=== TASK DATA ===

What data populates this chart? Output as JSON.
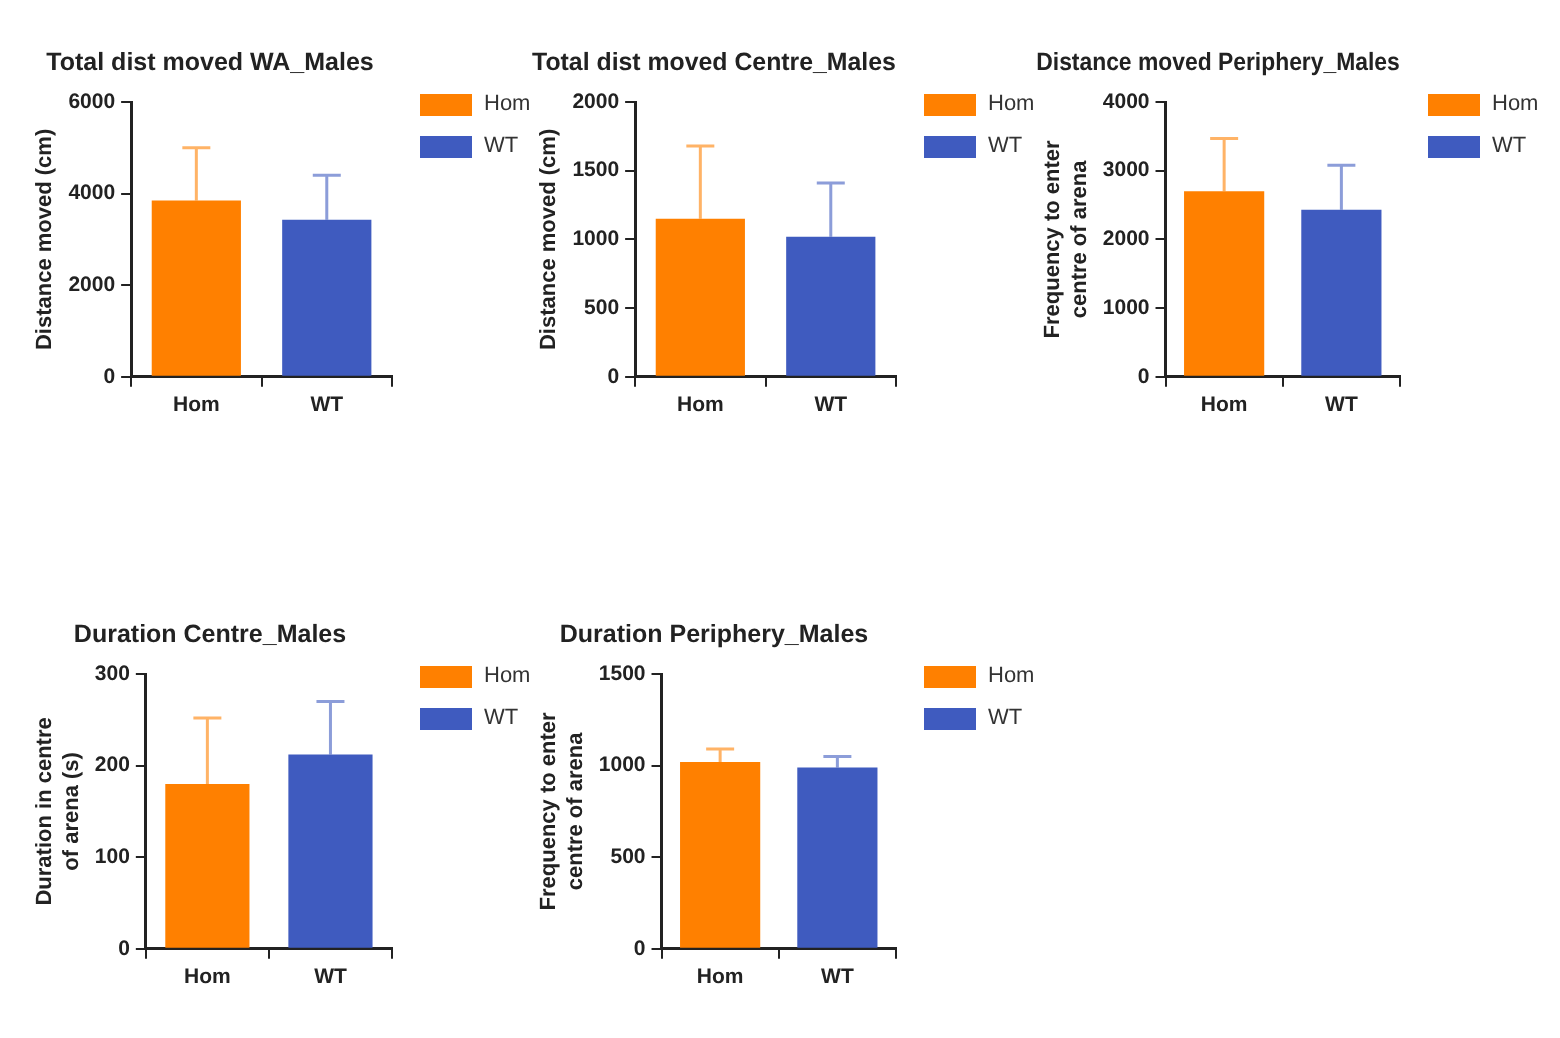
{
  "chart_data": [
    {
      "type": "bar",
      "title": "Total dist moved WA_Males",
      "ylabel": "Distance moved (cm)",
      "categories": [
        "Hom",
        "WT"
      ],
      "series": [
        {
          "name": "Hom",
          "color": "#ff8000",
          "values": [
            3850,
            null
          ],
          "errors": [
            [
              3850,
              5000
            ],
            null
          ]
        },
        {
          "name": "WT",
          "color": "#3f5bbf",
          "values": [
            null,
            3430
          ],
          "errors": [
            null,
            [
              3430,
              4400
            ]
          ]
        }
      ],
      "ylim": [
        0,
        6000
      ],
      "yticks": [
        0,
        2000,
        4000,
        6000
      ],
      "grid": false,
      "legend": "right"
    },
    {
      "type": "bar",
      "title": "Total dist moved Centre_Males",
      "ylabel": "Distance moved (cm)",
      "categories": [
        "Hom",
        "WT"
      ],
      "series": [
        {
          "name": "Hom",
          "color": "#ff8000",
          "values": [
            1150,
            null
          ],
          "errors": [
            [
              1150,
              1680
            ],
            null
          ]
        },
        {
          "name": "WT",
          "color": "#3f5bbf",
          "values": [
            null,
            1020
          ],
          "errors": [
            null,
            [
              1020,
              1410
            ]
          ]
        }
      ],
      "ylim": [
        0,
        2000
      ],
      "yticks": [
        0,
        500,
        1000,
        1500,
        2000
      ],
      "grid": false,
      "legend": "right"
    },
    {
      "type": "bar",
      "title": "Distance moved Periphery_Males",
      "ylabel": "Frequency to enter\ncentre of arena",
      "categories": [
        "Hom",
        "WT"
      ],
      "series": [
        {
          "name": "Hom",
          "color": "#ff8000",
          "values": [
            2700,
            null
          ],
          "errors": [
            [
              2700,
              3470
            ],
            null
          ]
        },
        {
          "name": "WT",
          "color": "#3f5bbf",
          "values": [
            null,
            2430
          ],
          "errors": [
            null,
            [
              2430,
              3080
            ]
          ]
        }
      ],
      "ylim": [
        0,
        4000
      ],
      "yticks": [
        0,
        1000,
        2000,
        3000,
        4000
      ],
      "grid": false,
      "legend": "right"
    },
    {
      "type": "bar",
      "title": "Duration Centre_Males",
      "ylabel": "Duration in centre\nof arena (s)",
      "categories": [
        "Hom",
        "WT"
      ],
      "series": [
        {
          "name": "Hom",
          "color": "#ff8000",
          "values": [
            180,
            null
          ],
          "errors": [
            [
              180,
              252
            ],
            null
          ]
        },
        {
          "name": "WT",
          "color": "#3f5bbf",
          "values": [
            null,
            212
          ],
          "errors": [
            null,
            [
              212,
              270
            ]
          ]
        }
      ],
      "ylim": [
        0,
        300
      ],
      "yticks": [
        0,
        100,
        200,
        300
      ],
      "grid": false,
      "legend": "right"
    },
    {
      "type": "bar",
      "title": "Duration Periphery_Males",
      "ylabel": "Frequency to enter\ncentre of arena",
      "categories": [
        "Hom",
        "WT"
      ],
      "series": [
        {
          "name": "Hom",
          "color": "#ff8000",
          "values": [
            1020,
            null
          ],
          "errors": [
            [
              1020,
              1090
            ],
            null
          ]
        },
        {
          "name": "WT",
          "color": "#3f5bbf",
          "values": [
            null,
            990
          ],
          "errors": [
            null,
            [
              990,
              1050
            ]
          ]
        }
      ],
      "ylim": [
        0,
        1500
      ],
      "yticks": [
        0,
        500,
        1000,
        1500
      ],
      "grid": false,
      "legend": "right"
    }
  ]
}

===
=== TASK DATA ===

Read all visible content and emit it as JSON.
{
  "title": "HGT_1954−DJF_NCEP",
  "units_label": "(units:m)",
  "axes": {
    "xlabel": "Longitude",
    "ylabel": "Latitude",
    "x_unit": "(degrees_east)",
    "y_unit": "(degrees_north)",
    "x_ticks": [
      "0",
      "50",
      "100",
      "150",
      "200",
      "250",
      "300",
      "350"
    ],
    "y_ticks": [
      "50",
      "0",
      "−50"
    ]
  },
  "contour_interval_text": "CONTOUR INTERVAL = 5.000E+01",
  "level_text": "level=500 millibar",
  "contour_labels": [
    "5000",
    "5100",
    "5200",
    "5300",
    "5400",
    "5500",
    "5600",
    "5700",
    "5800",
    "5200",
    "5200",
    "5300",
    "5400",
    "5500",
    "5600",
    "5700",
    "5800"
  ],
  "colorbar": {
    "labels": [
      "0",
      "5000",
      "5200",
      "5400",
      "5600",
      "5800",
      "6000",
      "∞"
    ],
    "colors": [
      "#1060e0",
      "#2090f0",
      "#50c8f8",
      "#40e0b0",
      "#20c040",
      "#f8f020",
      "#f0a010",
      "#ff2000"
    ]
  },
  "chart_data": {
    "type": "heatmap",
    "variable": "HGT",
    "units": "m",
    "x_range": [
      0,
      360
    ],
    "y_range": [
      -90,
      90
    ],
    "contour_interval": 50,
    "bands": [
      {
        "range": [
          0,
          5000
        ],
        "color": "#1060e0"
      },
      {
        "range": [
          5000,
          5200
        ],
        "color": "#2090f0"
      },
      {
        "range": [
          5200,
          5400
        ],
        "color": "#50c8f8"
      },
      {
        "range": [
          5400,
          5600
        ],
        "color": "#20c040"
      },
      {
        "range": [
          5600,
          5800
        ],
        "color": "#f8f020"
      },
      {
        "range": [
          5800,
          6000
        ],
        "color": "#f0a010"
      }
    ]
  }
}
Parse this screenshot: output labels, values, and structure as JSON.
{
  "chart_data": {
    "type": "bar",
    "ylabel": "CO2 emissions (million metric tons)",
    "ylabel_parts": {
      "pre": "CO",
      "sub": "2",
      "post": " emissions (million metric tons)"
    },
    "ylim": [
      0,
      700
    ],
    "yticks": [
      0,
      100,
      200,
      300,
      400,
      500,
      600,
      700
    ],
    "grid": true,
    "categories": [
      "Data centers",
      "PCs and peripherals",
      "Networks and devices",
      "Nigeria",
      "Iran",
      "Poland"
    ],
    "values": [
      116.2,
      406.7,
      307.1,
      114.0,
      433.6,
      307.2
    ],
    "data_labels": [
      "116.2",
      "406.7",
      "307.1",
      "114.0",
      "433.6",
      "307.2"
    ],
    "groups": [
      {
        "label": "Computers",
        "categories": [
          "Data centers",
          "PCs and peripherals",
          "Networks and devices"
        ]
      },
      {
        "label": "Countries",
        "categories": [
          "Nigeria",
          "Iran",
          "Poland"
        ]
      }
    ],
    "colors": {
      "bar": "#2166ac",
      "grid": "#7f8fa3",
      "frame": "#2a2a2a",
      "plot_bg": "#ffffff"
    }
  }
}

===

## [WHAT NEEDS TO BE DONE]
Looking back at the lines above, state how many contain the word "Duration", and supply nothing besides the number.

## [OUTPUT OF THE TASK]
3